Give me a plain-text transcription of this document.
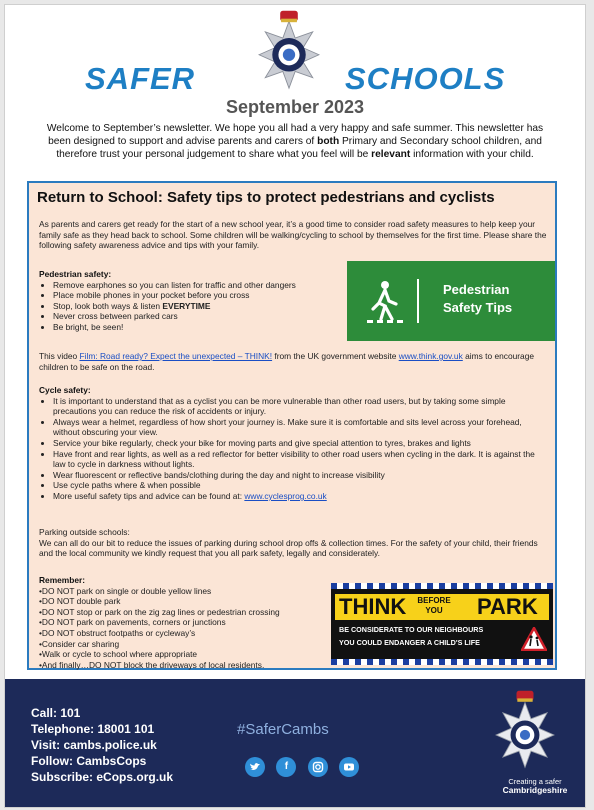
SAFER	SCHOOLS
September 2023
Welcome to September’s newsletter. We hope you all had a very happy and safe summer. This newsletter has been designed to support and advise parents and carers of both Primary and Secondary school children, and therefore trust your personal judgement to share what you feel will be relevant information with your child.
Return to School: Safety tips to protect pedestrians and cyclists
As parents and carers get ready for the start of a new school year, it’s a good time to consider road safety measures to help keep your family safe as they head back to school. Some children will be walking/cycling to school by themselves for the first time. Please share the following safety awareness advice and tips with your family.
Pedestrian safety:
• Remove earphones so you can listen for traffic and other dangers
• Place mobile phones in your pocket before you cross
• Stop, look both ways & listen EVERYTIME
• Never cross between parked cars
• Be bright, be seen!
Pedestrian
Safety Tips
This video Film: Road ready? Expect the unexpected – THINK! from the UK government website www.think.gov.uk aims to encourage children to be safe on the road.
Cycle safety:
• It is important to understand that as a cyclist you can be more vulnerable than other road users, but by taking some simple precautions you can reduce the risk of accidents or injury.
• Always wear a helmet, regardless of how short your journey is. Make sure it is comfortable and sits level across your forehead, without obscuring your view.
• Service your bike regularly, check your bike for moving parts and give special attention to tyres, brakes and lights
• Have front and rear lights, as well as a red reflector for better visibility to other road users when cycling in the dark. It is against the law to cycle in darkness without lights.
• Wear fluorescent or reflective bands/clothing during the day and night to increase visibility
• Use cycle paths where & when possible
• More useful safety tips and advice can be found at: www.cyclesprog.co.uk
Parking outside schools:
We can all do our bit to reduce the issues of parking during school drop offs & collection times. For the safety of your child, their friends and the local community we kindly request that you all park safety, legally and considerately.
Remember:
•DO NOT park on single or double yellow lines
•DO NOT double park
•DO NOT stop or park on the zig zag lines or pedestrian crossing
•DO NOT park on pavements, corners or junctions
•DO NOT obstruct footpaths or cycleway’s
•Consider car sharing
•Walk or cycle to school where appropriate
•And finally…DO NOT block the driveways of local residents.
THINK BEFORE
YOU	PARK
BE CONSIDERATE TO OUR NEIGHBOURS
YOU COULD ENDANGER A CHILD'S LIFE
Call: 101
Telephone: 18001 101
Visit: cambs.police.uk
Follow: CambsCops
Subscribe: eCops.org.uk
#SaferCambs
f
Creating a safer
Cambridgeshire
★ ★ ★
Exercise instructions:
Quote in full the listing given above; the images are to be left out.

Task result:
Give me a plain-text transcription of this document.
SAFER	SCHOOLS
September 2023
Welcome to September’s newsletter. We hope you all had a very happy and safe summer. This newsletter has been designed to support and advise parents and carers of both Primary and Secondary school children, and therefore trust your personal judgement to share what you feel will be relevant information with your child.
Return to School: Safety tips to protect pedestrians and cyclists
As parents and carers get ready for the start of a new school year, it’s a good time to consider road safety measures to help keep your family safe as they head back to school. Some children will be walking/cycling to school by themselves for the first time. Please share the following safety awareness advice and tips with your family.
Pedestrian safety:
• Remove earphones so you can listen for traffic and other dangers
• Place mobile phones in your pocket before you cross
• Stop, look both ways & listen EVERYTIME
• Never cross between parked cars
• Be bright, be seen!
Pedestrian
Safety Tips
This video Film: Road ready? Expect the unexpected – THINK! from the UK government website www.think.gov.uk aims to encourage children to be safe on the road.
Cycle safety:
• It is important to understand that as a cyclist you can be more vulnerable than other road users, but by taking some simple precautions you can reduce the risk of accidents or injury.
• Always wear a helmet, regardless of how short your journey is. Make sure it is comfortable and sits level across your forehead, without obscuring your view.
• Service your bike regularly, check your bike for moving parts and give special attention to tyres, brakes and lights
• Have front and rear lights, as well as a red reflector for better visibility to other road users when cycling in the dark. It is against the law to cycle in darkness without lights.
• Wear fluorescent or reflective bands/clothing during the day and night to increase visibility
• Use cycle paths where & when possible
• More useful safety tips and advice can be found at: www.cyclesprog.co.uk
Parking outside schools:
We can all do our bit to reduce the issues of parking during school drop offs & collection times. For the safety of your child, their friends and the local community we kindly request that you all park safety, legally and considerately.
Remember:
•DO NOT park on single or double yellow lines
•DO NOT double park
•DO NOT stop or park on the zig zag lines or pedestrian crossing
•DO NOT park on pavements, corners or junctions
•DO NOT obstruct footpaths or cycleway’s
•Consider car sharing
•Walk or cycle to school where appropriate
•And finally…DO NOT block the driveways of local residents.
THINK BEFORE
YOU	PARK
BE CONSIDERATE TO OUR NEIGHBOURS
YOU COULD ENDANGER A CHILD'S LIFE
Call: 101
Telephone: 18001 101
Visit: cambs.police.uk
Follow: CambsCops
Subscribe: eCops.org.uk
#SaferCambs
f
Creating a safer
Cambridgeshire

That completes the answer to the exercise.